### [THE PROBLEM]
Extract the full listing below without altering a single character.

### [WORKING DATA]
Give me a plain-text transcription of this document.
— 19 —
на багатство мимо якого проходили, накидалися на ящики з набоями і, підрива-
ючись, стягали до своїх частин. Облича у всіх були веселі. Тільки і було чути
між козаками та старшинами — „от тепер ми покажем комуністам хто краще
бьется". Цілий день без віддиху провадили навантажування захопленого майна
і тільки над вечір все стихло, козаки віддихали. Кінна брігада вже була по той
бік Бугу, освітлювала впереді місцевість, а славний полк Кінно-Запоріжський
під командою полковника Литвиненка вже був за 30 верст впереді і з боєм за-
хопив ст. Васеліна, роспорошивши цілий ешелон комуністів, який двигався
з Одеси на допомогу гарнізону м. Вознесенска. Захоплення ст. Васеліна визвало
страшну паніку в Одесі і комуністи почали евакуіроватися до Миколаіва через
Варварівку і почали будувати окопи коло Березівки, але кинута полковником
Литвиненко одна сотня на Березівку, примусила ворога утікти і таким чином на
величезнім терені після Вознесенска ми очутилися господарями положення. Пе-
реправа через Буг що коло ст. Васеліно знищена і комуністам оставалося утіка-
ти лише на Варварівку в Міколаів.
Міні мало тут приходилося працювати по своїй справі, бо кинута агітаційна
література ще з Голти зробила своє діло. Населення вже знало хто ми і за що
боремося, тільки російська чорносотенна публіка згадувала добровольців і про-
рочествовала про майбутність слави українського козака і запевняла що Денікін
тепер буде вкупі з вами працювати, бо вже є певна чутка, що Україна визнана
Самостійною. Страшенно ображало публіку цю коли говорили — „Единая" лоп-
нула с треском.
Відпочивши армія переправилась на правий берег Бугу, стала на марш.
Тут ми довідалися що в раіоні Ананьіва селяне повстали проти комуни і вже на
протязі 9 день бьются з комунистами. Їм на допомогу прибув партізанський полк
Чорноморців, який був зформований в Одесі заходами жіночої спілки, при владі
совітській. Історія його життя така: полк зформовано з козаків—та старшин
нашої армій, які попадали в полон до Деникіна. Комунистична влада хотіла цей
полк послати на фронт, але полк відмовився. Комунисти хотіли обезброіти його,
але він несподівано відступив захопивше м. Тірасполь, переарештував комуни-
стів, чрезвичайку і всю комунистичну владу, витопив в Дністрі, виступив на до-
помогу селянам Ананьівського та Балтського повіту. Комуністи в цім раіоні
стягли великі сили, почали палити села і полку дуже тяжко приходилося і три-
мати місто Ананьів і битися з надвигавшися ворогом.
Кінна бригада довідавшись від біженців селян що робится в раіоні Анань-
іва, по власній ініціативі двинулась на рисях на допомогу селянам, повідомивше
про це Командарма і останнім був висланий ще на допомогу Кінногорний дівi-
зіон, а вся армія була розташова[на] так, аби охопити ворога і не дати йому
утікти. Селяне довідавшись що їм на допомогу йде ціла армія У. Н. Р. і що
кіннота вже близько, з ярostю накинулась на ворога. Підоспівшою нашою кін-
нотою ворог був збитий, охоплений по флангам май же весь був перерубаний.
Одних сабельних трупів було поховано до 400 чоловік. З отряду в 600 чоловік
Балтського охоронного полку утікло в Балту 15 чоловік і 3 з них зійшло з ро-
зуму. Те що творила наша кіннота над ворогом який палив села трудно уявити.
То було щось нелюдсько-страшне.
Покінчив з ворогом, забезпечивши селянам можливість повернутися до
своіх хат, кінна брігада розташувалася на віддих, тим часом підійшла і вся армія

### [FINISHED EXERCISE]
Give me a plain-text transcription of this document.
— 19 —
на багатство мимо якого проходили, накидалися на ящики з набоями і, підрива-
ючись, стягали до своїх частин. Облича у всіх були веселі. Тільки і було чути
між козаками та старшинами — „от тепер ми покажем комуністам хто краще
бьется". Цілий день без віддиху провадили навантажування захопленого майна
і тільки над вечір все стихло, козаки віддихали. Кінна брігада вже була по той
бік Бугу, освітлювала впереді місцевість, а славний полк Кінно-Запоріжський
під командою полковника Литвиненка вже був за 30 верст впереді і з боєм за-
хопив ст. Васеліна, роспорошивши цілий ешелон комуністів, який двигався
з Одеси на допомогу гарнізону м. Вознесенска. Захоплення ст. Васеліна визвало
страшну паніку в Одесі і комуністи почали евакуіроватися до Миколаіва через
Варварівку і почали будувати окопи коло Березівки, але кинута полковником
Литвиненко одна сотня на Березівку, примусила ворога утікти і таким чином на
величезнім терені після Вознесенска ми очутилися господарями положення. Пе-
реправа через Буг що коло ст. Васеліно знищена і комуністам оставалося утіка-
ти лише на Варварівку в Міколаів.
Міні мало тут приходилося працювати по своїй справі, бо кинута агітаційна
література ще з Голти зробила своє діло. Населення вже знало хто ми і за що
боремося, тільки російська чорносотенна публіка згадувала добровольців і про-
рочествовала про майбутність слави українського козака і запевняла що Денікін
тепер буде вкупі з вами працювати, бо вже є певна чутка, що Україна визнана
Самостійною. Страшенно ображало публіку цю коли говорили — „Единая" лоп-
нула с треском.
Відпочивши армія переправилась на правий берег Бугу, стала на марш.
Тут ми довідалися що в раіоні Ананьіва селяне повстали проти комуни і вже на
протязі 9 день бьются з комунистами. Їм на допомогу прибув партізанський полк
Чорноморців, який був зформований в Одесі заходами жіночої спілки, при владі
совітській. Історія його життя така: полк зформовано з козаків—та старшин
нашої армій, які попадали в полон до Деникіна. Комунистична влада хотіла цей
полк послати на фронт, але полк відмовився. Комунисти хотіли обезброіти його,
але він несподівано відступив захопивше м. Тірасполь, переарештував комуни-
стів, чрезвичайку і всю комунистичну владу, витопив в Дністрі, виступив на до-
помогу селянам Ананьівського та Балтського повіту. Комуністи в цім раіоні
стягли великі сили, почали палити села і полку дуже тяжко приходилося і три-
мати місто Ананьів і битися з надвигавшися ворогом.
Кінна бригада довідавшись від біженців селян що робится в раіоні Анань-
іва, по власній ініціативі двинулась на рисях на допомогу селянам, повідомивше
про це Командарма і останнім був висланий ще на допомогу Кінногорний дівi-
зіон, а вся армія була розташова[на] так, аби охопити ворога і не дати йому
утікти. Селяне довідавшись що їм на допомогу йде ціла армія У. Н. Р. і що
кіннота вже близько, з ярostю накинулась на ворога. Підоспівшою нашою кін-
нотою ворог був збитий, охоплений по флангам май же весь був перерубаний.
Одних сабельних трупів було поховано до 400 чоловік. З отряду в 600 чоловік
Балтського охоронного полку утікло в Балту 15 чоловік і 3 з них зійшло з ро-
зуму. Те що творила наша кіннота над ворогом який палив села трудно уявити.
То було щось нелюдсько-страшне.
Покінчив з ворогом, забезпечивши селянам можливість повернутися до
своіх хат, кінна брігада розташувалася на віддих, тим часом підійшла і вся армія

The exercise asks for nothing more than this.